**Task to carry out:** Locate the lines where "Социальное" occurs and copy them as they stand.

::::::::

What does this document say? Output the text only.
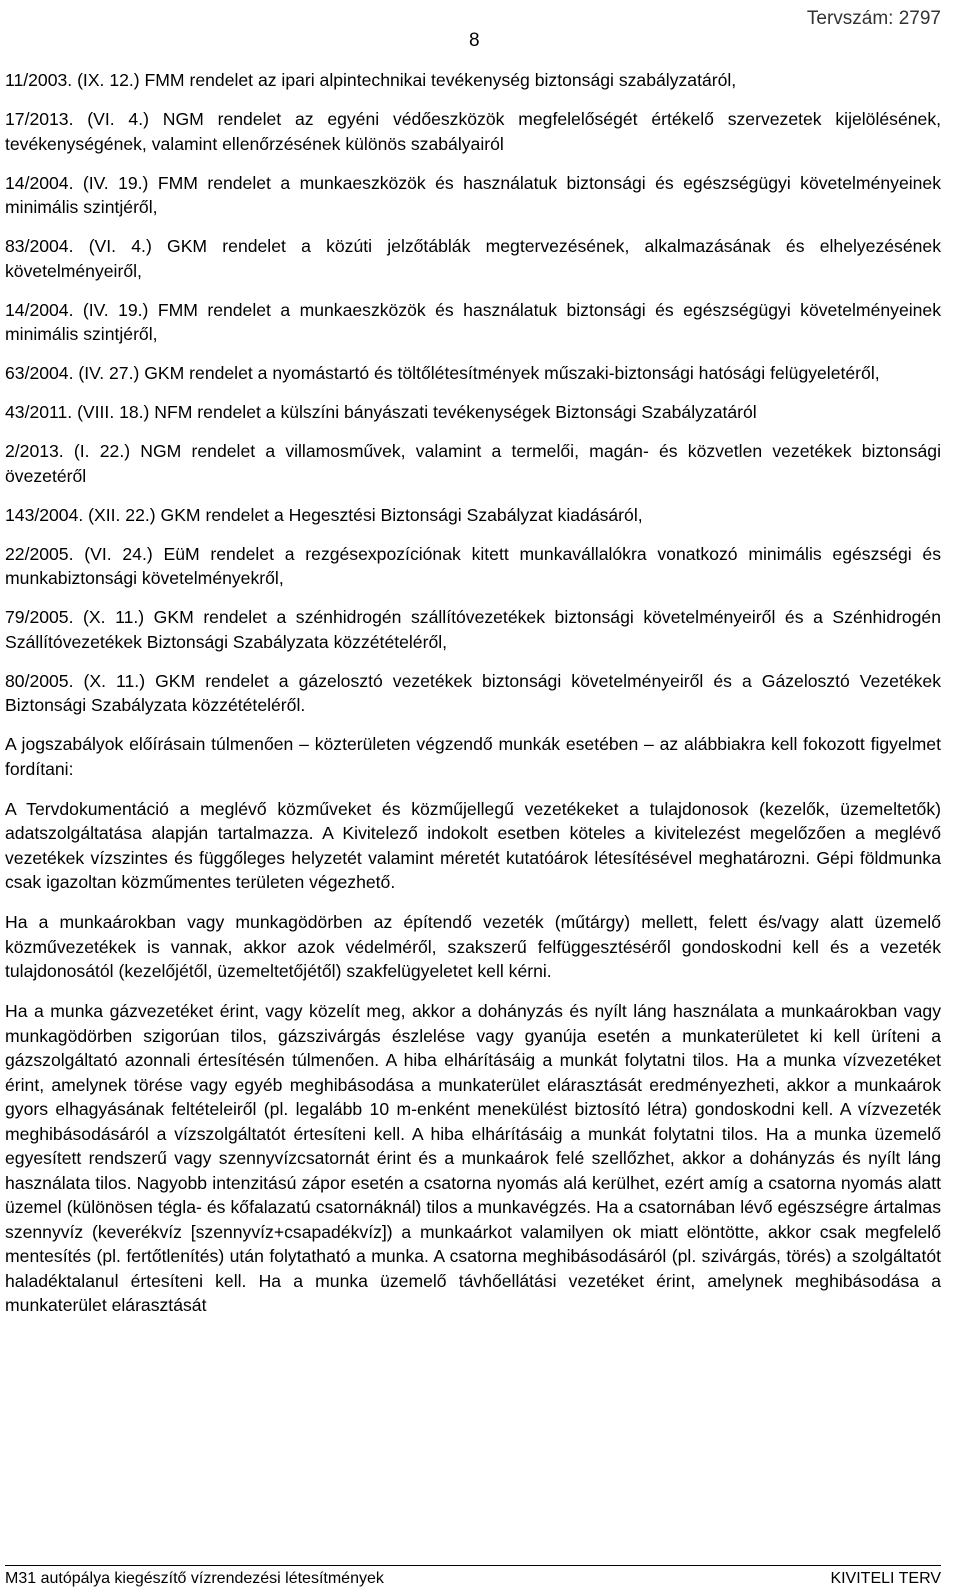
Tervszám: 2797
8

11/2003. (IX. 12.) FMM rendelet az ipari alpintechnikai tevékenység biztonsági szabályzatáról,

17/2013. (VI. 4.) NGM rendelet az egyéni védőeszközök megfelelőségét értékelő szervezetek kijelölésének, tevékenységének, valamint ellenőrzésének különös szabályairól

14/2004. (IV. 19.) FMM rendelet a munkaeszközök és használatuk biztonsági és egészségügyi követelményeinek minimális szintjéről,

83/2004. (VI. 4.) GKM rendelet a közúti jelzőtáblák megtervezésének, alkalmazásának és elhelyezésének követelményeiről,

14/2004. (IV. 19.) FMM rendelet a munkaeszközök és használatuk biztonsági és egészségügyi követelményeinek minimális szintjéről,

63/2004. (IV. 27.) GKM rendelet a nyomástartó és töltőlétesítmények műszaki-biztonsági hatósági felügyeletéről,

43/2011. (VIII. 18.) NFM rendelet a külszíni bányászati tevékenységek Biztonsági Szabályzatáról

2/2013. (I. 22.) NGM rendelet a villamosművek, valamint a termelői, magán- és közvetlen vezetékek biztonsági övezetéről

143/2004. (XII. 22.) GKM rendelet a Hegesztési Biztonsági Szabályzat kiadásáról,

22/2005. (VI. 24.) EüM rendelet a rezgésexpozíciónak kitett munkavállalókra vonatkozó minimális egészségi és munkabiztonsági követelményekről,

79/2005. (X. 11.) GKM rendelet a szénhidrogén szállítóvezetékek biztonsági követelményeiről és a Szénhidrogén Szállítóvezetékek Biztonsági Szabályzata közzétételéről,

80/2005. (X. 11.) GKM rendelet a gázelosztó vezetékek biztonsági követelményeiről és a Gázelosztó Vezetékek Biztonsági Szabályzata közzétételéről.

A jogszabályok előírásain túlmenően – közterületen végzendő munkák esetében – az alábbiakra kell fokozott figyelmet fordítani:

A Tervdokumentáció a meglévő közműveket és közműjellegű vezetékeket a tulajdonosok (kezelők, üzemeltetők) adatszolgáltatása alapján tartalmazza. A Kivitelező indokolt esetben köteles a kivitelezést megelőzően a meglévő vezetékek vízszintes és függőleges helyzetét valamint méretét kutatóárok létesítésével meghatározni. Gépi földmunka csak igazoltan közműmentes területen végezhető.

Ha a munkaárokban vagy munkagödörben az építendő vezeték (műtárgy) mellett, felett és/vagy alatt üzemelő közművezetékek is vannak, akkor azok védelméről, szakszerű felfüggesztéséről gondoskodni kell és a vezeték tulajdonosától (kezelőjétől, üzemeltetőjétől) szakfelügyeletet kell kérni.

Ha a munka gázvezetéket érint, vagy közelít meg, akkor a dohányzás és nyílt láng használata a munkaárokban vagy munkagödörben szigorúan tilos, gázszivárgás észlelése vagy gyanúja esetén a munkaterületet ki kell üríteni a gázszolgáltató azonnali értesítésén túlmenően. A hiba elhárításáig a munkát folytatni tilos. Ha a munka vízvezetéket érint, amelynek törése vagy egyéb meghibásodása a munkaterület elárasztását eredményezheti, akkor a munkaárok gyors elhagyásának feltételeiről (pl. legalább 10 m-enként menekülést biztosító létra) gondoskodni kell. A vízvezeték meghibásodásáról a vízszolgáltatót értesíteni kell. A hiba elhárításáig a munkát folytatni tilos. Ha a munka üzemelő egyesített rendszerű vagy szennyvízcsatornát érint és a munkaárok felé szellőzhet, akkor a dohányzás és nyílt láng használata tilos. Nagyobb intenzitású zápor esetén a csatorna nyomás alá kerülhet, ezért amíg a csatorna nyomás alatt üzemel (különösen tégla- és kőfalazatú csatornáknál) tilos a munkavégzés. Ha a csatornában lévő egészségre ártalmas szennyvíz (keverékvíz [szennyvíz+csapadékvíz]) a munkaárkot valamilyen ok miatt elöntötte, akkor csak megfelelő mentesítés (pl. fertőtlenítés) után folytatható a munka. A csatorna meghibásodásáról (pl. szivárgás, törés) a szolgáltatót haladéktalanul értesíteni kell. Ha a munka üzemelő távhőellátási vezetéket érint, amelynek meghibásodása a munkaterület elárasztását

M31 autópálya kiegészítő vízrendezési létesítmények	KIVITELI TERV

::::::::

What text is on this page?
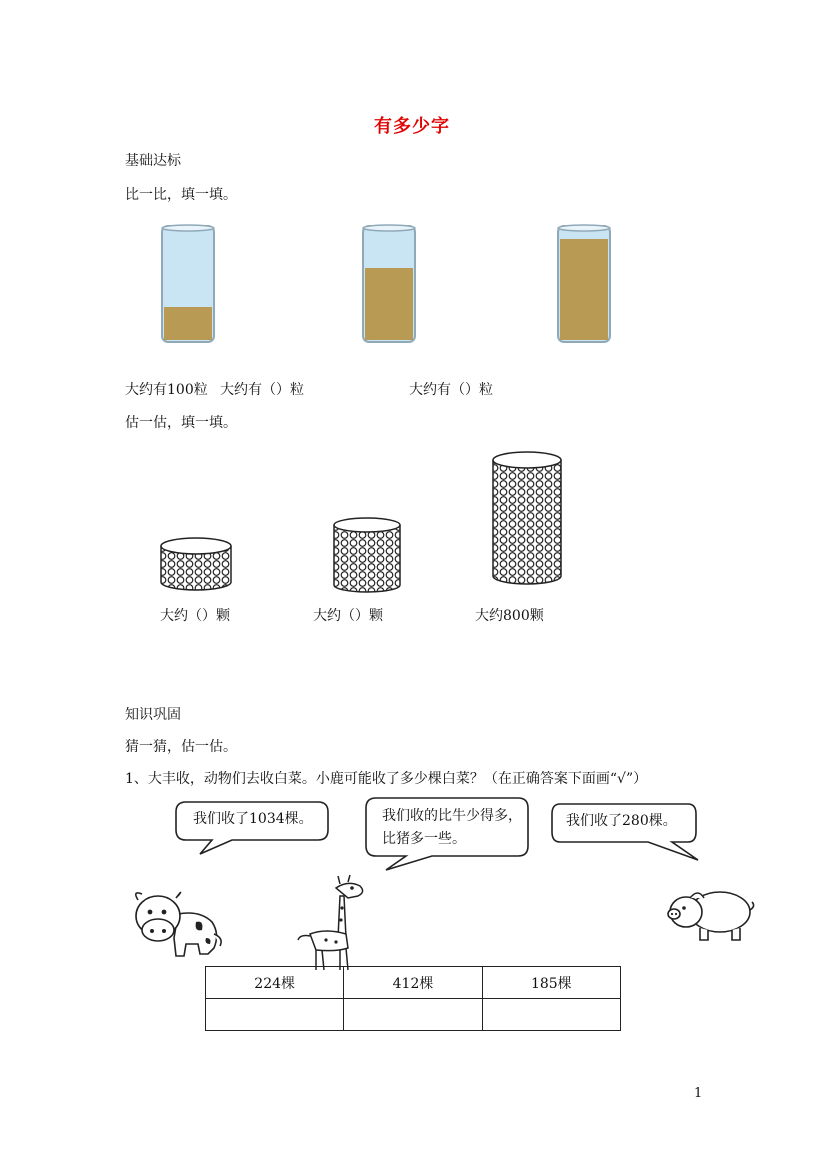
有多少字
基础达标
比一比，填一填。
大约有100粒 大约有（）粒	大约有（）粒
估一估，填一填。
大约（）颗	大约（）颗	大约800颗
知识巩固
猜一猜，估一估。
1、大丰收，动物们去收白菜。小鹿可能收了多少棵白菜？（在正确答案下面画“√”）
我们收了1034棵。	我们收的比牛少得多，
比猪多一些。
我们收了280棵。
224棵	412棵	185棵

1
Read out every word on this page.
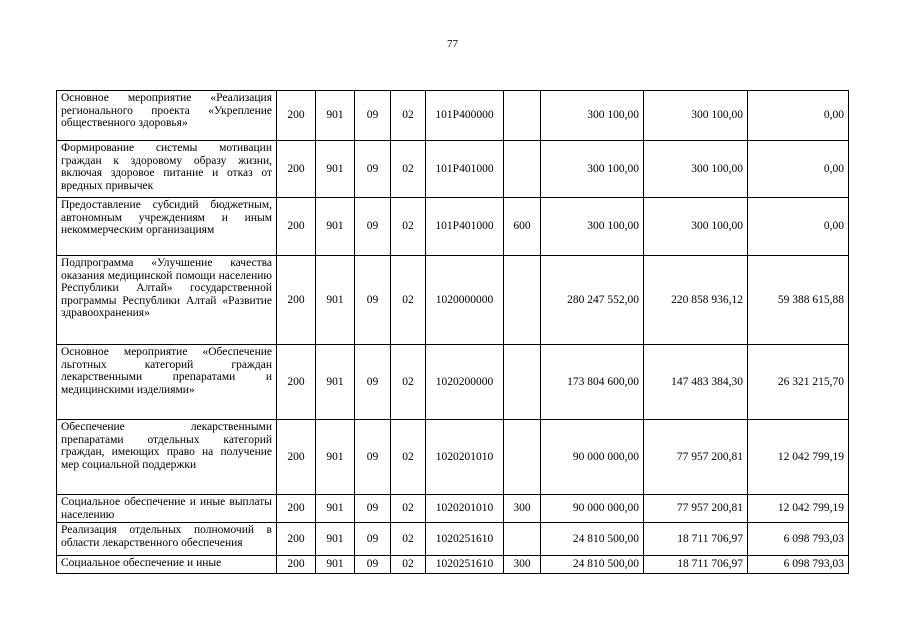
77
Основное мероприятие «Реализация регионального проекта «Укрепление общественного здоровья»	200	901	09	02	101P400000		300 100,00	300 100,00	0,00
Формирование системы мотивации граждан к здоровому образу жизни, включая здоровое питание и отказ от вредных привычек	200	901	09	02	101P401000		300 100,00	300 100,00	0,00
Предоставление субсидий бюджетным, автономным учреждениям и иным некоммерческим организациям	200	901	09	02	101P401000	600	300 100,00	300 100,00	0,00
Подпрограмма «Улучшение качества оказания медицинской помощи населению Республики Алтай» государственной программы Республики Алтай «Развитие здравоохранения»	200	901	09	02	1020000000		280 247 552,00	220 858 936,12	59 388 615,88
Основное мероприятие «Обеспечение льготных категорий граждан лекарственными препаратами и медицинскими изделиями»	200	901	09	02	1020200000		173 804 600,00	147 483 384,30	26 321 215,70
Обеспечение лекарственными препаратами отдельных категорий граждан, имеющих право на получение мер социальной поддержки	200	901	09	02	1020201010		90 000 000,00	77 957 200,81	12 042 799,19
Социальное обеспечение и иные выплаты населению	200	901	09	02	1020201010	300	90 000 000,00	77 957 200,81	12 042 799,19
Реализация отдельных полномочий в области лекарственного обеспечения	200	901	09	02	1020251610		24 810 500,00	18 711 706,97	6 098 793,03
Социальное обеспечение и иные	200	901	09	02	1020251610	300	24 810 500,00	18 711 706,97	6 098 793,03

::::::::

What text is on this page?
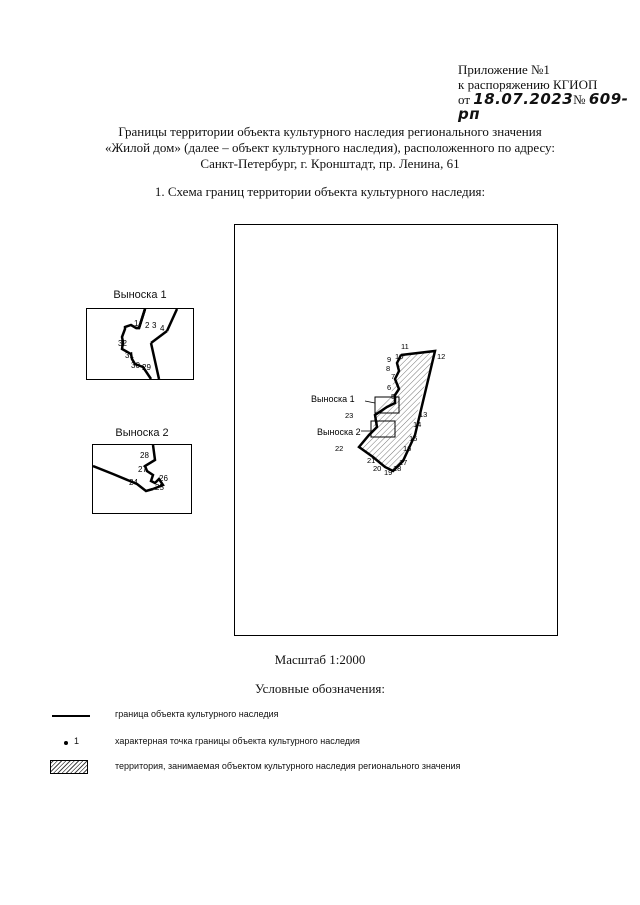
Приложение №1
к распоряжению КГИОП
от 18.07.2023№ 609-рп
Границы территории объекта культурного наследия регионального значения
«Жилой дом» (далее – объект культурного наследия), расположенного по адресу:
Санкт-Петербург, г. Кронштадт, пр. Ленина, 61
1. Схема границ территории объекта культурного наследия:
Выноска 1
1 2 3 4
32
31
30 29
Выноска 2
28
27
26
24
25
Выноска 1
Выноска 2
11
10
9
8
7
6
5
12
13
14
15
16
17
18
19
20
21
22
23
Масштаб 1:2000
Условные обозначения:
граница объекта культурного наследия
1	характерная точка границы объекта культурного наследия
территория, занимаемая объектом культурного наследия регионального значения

::::::::

**Correct answer:**
Социальное обеспечение и иные выплаты населению	200	901	09	02	1020201010	300	90 000 000,00	77 957 200,81	12 042 799,19
Социальное обеспечение и иные	200	901	09	02	1020251610	300	24 810 500,00	18 711 706,97	6 098 793,03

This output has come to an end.